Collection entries
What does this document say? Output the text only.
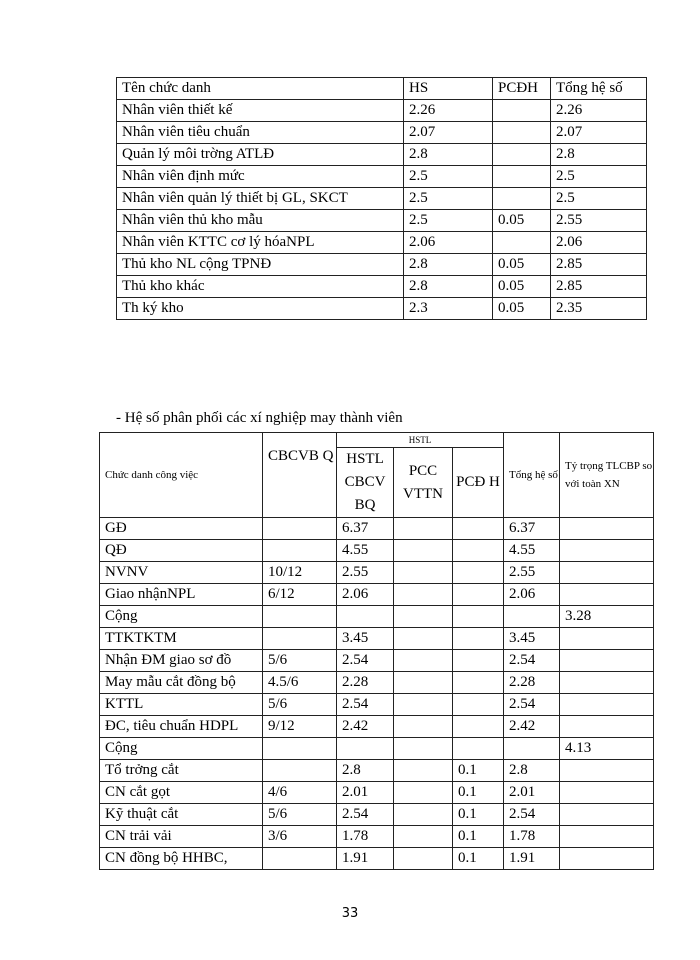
Tên chức danh	HS	PCĐH	Tổng hệ số
Nhân viên thiết kế	2.26		2.26
Nhân viên tiêu chuẩn	2.07		2.07
Quản lý môi trờng ATLĐ	2.8		2.8
Nhân viên định mức	2.5		2.5
Nhân viên quản lý thiết bị GL, SKCT	2.5		2.5
Nhân viên thủ kho mẫu	2.5	0.05	2.55
Nhân viên KTTC cơ lý hóaNPL	2.06		2.06
Thủ kho NL cộng TPNĐ	2.8	0.05	2.85
Thủ kho khác	2.8	0.05	2.85
Th ký kho	2.3	0.05	2.35
- Hệ số phân phối các xí nghiệp may thành viên
Chức danh công việc	CBCVB Q	HSTL			Tổng hệ số	Tỷ trọng TLCBP so với toàn XN
		HSTL CBCV BQ	PCC VTTN	PCĐ H		
GĐ		6.37			6.37	
QĐ		4.55			4.55	
NVNV	10/12	2.55			2.55	
Giao nhậnNPL	6/12	2.06			2.06	
Cộng						3.28
TTKTKTM		3.45			3.45	
Nhận ĐM giao sơ đồ	5/6	2.54			2.54	
May mẫu cắt đồng bộ	4.5/6	2.28			2.28	
KTTL	5/6	2.54			2.54	
ĐC, tiêu chuẩn HDPL	9/12	2.42			2.42	
Cộng						4.13
Tổ trởng cắt		2.8		0.1	2.8	
CN cắt gọt	4/6	2.01		0.1	2.01	
Kỹ thuật cắt	5/6	2.54		0.1	2.54	
CN trải vải	3/6	1.78		0.1	1.78	
CN đồng bộ HHBC,		1.91		0.1	1.91	
33
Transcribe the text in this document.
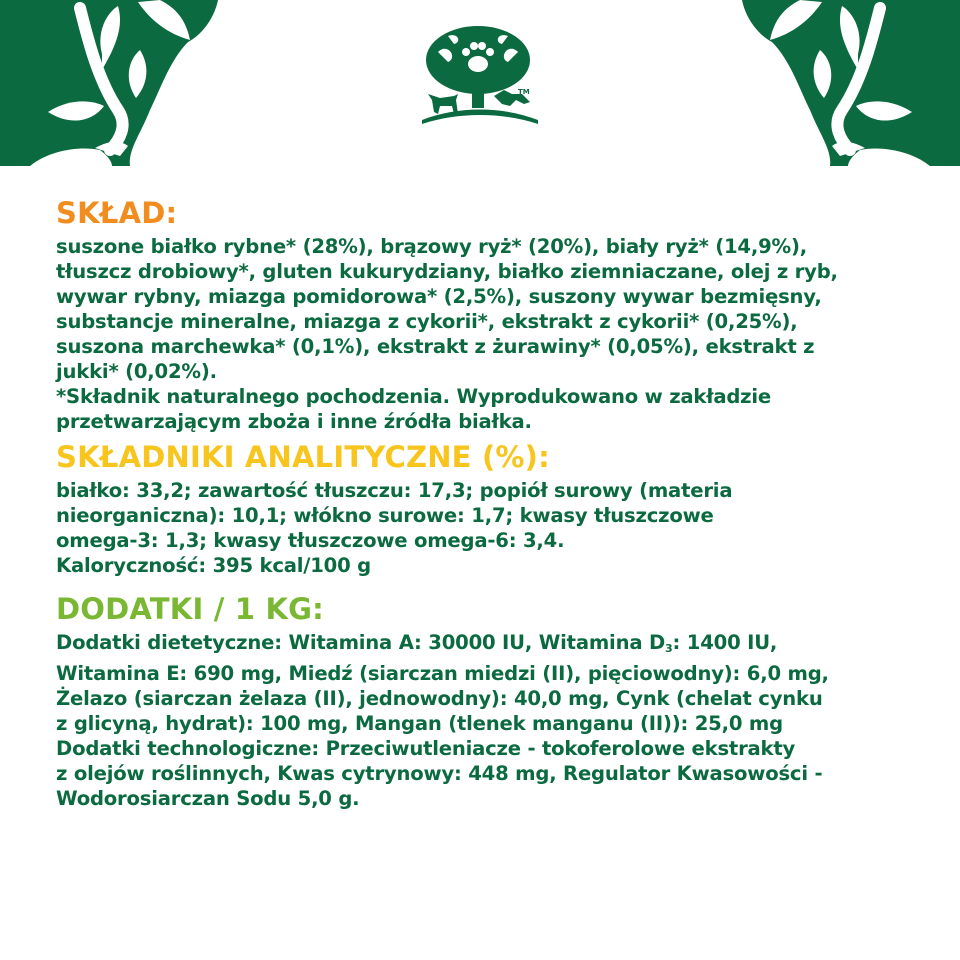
TM
SKŁAD:

suszone białko rybne* (28%), brązowy ryż* (20%), biały ryż* (14,9%),
tłuszcz drobiowy*, gluten kukurydziany, białko ziemniaczane, olej z ryb,
wywar rybny, miazga pomidorowa* (2,5%), suszony wywar bezmięsny,
substancje mineralne, miazga z cykorii*, ekstrakt z cykorii* (0,25%),
suszona marchewka* (0,1%), ekstrakt z żurawiny* (0,05%), ekstrakt z
jukki* (0,02%).
*Składnik naturalnego pochodzenia. Wyprodukowano w zakładzie
przetwarzającym zboża i inne źródła białka.

SKŁADNIKI ANALITYCZNE (%):

białko: 33,2; zawartość tłuszczu: 17,3; popiół surowy (materia
nieorganiczna): 10,1; włókno surowe: 1,7; kwasy tłuszczowe
omega-3: 1,3; kwasy tłuszczowe omega-6: 3,4.
Kaloryczność: 395 kcal/100 g

DODATKI / 1 KG:

Dodatki dietetyczne: Witamina A: 30000 IU, Witamina $D_3$: 1400 IU,
Witamina E: 690 mg, Miedź (siarczan miedzi (II), pięciowodny): 6,0 mg,
Żelazo (siarczan żelaza (II), jednowodny): 40,0 mg, Cynk (chelat cynku
z glicyną, hydrat): 100 mg, Mangan (tlenek manganu (II)): 25,0 mg
Dodatki technologiczne: Przeciwutleniacze - tokoferolowe ekstrakty
z olejów roślinnych, Kwas cytrynowy: 448 mg, Regulator Kwasowości -
Wodorosiarczan Sodu 5,0 g.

Goal: The listing above needs to be output again exactly. Don't include the pictures.

Full response:
What does this document say? Output the text only.
Tên chức danh	HS	PCĐH	Tổng hệ số
Nhân viên thiết kế	2.26		2.26
Nhân viên tiêu chuẩn	2.07		2.07
Quản lý môi trờng ATLĐ	2.8		2.8
Nhân viên định mức	2.5		2.5
Nhân viên quản lý thiết bị GL, SKCT	2.5		2.5
Nhân viên thủ kho mẫu	2.5	0.05	2.55
Nhân viên KTTC cơ lý hóaNPL	2.06		2.06
Thủ kho NL cộng TPNĐ	2.8	0.05	2.85
Thủ kho khác	2.8	0.05	2.85
Th ký kho	2.3	0.05	2.35
- Hệ số phân phối các xí nghiệp may thành viên
Chức danh công việc	CBCVB Q	HSTL			Tổng hệ số	Tỷ trọng TLCBP so với toàn XN
		HSTL CBCV BQ	PCC VTTN	PCĐ H		
GĐ		6.37			6.37	
QĐ		4.55			4.55	
NVNV	10/12	2.55			2.55	
Giao nhậnNPL	6/12	2.06			2.06	
Cộng						3.28
TTKTKTM		3.45			3.45	
Nhận ĐM giao sơ đồ	5/6	2.54			2.54	
May mẫu cắt đồng bộ	4.5/6	2.28			2.28	
KTTL	5/6	2.54			2.54	
ĐC, tiêu chuẩn HDPL	9/12	2.42			2.42	
Cộng						4.13
Tổ trởng cắt		2.8		0.1	2.8	
CN cắt gọt	4/6	2.01		0.1	2.01	
Kỹ thuật cắt	5/6	2.54		0.1	2.54	
CN trải vải	3/6	1.78		0.1	1.78	
CN đồng bộ HHBC,		1.91		0.1	1.91	
33
Transcribe the text in this document.
TM
SKŁAD:

suszone białko rybne* (28%), brązowy ryż* (20%), biały ryż* (14,9%),
tłuszcz drobiowy*, gluten kukurydziany, białko ziemniaczane, olej z ryb,
wywar rybny, miazga pomidorowa* (2,5%), suszony wywar bezmięsny,
substancje mineralne, miazga z cykorii*, ekstrakt z cykorii* (0,25%),
suszona marchewka* (0,1%), ekstrakt z żurawiny* (0,05%), ekstrakt z
jukki* (0,02%).
*Składnik naturalnego pochodzenia. Wyprodukowano w zakładzie
przetwarzającym zboża i inne źródła białka.

SKŁADNIKI ANALITYCZNE (%):

białko: 33,2; zawartość tłuszczu: 17,3; popiół surowy (materia
nieorganiczna): 10,1; włókno surowe: 1,7; kwasy tłuszczowe
omega-3: 1,3; kwasy tłuszczowe omega-6: 3,4.
Kaloryczność: 395 kcal/100 g

DODATKI / 1 KG:

Dodatki dietetyczne: Witamina A: 30000 IU, Witamina $D_3$: 1400 IU,
Witamina E: 690 mg, Miedź (siarczan miedzi (II), pięciowodny): 6,0 mg,
Żelazo (siarczan żelaza (II), jednowodny): 40,0 mg, Cynk (chelat cynku
z glicyną, hydrat): 100 mg, Mangan (tlenek manganu (II)): 25,0 mg
Dodatki technologiczne: Przeciwutleniacze - tokoferolowe ekstrakty
z olejów roślinnych, Kwas cytrynowy: 448 mg, Regulator Kwasowości -
Wodorosiarczan Sodu 5,0 g.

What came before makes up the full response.